## Short problem
The entries need to be copied exactly.

## Records for this task
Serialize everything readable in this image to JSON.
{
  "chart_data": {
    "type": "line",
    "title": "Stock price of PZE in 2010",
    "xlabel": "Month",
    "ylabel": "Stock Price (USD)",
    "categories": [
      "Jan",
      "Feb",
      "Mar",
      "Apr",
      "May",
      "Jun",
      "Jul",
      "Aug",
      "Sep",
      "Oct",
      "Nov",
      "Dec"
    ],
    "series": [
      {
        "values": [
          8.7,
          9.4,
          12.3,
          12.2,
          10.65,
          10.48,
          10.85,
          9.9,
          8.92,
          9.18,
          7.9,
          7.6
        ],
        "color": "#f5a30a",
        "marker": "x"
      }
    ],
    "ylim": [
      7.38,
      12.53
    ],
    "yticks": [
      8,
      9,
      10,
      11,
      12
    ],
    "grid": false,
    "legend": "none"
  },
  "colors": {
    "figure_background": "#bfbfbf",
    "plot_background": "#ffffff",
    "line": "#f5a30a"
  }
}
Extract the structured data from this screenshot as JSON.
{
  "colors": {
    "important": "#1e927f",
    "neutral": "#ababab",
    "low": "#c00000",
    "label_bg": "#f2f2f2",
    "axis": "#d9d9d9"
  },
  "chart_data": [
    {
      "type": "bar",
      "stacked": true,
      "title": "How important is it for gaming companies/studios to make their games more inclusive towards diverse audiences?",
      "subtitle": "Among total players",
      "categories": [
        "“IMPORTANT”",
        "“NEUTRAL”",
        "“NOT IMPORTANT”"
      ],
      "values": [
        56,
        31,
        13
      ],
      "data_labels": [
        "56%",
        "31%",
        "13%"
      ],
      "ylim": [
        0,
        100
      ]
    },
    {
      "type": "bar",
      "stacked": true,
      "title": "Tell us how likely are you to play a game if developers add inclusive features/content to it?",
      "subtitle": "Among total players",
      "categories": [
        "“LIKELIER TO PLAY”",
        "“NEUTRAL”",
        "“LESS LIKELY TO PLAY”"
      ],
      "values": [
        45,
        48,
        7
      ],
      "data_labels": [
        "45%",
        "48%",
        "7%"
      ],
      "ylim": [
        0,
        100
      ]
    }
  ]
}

## Correct answer
Serialize everything readable in this image to JSON.
{
  "chart_data": {
    "type": "line",
    "title": "Stock price of PZE in 2010",
    "xlabel": "Month",
    "ylabel": "Stock Price (USD)",
    "categories": [
      "Jan",
      "Feb",
      "Mar",
      "Apr",
      "May",
      "Jun",
      "Jul",
      "Aug",
      "Sep",
      "Oct",
      "Nov",
      "Dec"
    ],
    "series": [
      {
        "values": [
          8.7,
          9.4,
          12.3,
          12.2,
          10.65,
          10.48,
          10.85,
          9.9,
          8.92,
          9.18,
          7.9,
          7.6
        ],
        "color": "#f5a30a",
        "marker": "x"
      }
    ],
    "ylim": [
      7.38,
      12.53
    ],
    "yticks": [
      8,
      9,
      10,
      11,
      12
    ],
    "grid": false,
    "legend": "none"
  },
  "colors": {
    "figure_background": "#bfbfbf",
    "plot_background": "#ffffff",
    "line": "#f5a30a"
  }
}
Extract the structured data from this screenshot as JSON.
{
  "colors": {
    "important": "#1e927f",
    "neutral": "#ababab",
    "low": "#c00000",
    "label_bg": "#f2f2f2",
    "axis": "#d9d9d9"
  },
  "chart_data": [
    {
      "type": "bar",
      "stacked": true,
      "title": "How important is it for gaming companies/studios to make their games more inclusive towards diverse audiences?",
      "subtitle": "Among total players",
      "categories": [
        "“IMPORTANT”",
        "“NEUTRAL”",
        "“NOT IMPORTANT”"
      ],
      "values": [
        56,
        31,
        13
      ],
      "data_labels": [
        "56%",
        "31%",
        "13%"
      ],
      "ylim": [
        0,
        100
      ]
    },
    {
      "type": "bar",
      "stacked": true,
      "title": "Tell us how likely are you to play a game if developers add inclusive features/content to it?",
      "subtitle": "Among total players",
      "categories": [
        "“LIKELIER TO PLAY”",
        "“NEUTRAL”",
        "“LESS LIKELY TO PLAY”"
      ],
      "values": [
        45,
        48,
        7
      ],
      "data_labels": [
        "45%",
        "48%",
        "7%"
      ],
      "ylim": [
        0,
        100
      ]
    }
  ]
}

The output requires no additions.